### WHAT THIS TASK INVOLVES
In the entries that follow, how many lines hold the string "электродвигателя"? Give only that number.

### MATERIAL SHOWN
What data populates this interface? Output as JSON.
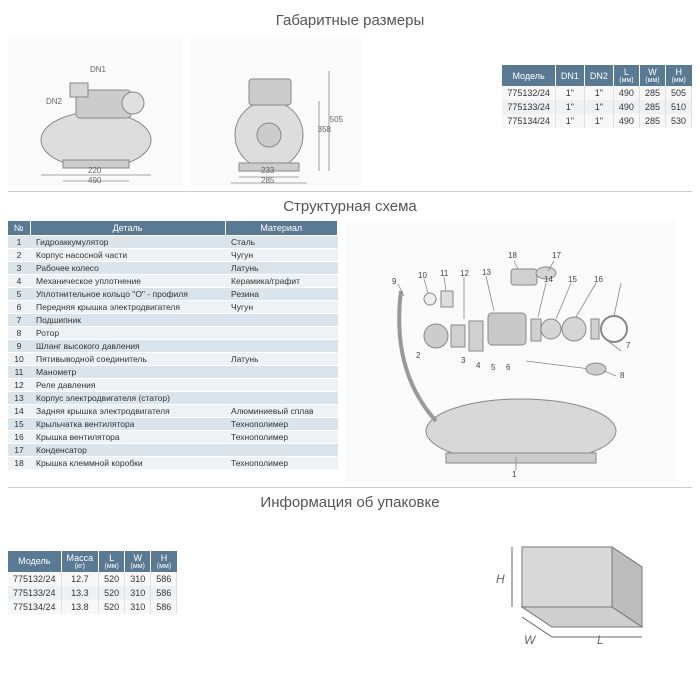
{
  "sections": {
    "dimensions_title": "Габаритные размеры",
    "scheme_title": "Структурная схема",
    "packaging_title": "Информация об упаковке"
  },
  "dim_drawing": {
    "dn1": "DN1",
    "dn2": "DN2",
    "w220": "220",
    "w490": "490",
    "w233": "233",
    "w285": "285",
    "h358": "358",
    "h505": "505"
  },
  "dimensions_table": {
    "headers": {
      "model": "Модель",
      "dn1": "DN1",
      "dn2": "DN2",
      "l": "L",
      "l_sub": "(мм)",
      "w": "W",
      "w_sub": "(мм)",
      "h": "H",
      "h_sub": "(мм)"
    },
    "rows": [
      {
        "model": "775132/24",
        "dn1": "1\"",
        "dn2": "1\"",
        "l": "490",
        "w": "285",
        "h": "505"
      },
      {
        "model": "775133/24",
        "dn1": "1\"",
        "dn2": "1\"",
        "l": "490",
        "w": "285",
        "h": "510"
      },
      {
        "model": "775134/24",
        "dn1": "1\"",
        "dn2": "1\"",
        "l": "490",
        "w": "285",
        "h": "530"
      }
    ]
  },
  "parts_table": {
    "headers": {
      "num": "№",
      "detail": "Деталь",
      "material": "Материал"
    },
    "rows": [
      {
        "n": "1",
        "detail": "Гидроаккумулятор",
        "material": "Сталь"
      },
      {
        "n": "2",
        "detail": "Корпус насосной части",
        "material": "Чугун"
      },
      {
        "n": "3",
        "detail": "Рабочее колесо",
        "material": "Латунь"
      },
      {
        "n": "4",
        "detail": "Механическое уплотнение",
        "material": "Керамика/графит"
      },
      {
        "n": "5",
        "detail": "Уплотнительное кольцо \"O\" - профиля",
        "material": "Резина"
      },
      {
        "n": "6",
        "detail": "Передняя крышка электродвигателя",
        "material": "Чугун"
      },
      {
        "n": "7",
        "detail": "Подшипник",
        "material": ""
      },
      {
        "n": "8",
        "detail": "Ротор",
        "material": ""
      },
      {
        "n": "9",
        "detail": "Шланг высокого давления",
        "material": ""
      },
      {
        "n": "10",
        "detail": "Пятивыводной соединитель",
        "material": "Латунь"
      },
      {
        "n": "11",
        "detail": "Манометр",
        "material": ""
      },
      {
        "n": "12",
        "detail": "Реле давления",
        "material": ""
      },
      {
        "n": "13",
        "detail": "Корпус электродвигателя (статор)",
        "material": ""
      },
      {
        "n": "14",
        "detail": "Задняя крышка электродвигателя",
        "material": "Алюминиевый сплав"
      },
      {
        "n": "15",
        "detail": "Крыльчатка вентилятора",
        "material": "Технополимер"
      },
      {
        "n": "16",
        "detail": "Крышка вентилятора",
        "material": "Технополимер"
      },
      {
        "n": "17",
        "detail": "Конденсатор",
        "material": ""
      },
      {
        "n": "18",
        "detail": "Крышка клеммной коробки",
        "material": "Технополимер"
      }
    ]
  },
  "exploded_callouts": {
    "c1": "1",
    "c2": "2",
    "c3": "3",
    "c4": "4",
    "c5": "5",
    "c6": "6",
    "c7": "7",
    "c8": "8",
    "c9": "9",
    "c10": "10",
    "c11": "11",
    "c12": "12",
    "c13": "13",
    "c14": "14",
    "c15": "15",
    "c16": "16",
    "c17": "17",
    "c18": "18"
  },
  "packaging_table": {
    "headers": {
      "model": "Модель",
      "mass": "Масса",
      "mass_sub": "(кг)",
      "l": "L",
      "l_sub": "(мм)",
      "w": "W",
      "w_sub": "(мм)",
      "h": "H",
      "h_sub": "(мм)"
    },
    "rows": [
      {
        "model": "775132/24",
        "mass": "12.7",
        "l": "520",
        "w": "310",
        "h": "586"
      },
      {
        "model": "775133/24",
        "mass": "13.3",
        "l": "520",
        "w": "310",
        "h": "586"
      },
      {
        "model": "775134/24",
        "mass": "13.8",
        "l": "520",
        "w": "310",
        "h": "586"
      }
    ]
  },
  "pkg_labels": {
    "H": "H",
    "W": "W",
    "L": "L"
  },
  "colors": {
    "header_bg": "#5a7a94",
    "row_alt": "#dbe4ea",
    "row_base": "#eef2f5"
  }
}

### REPLY TO THE TASK
3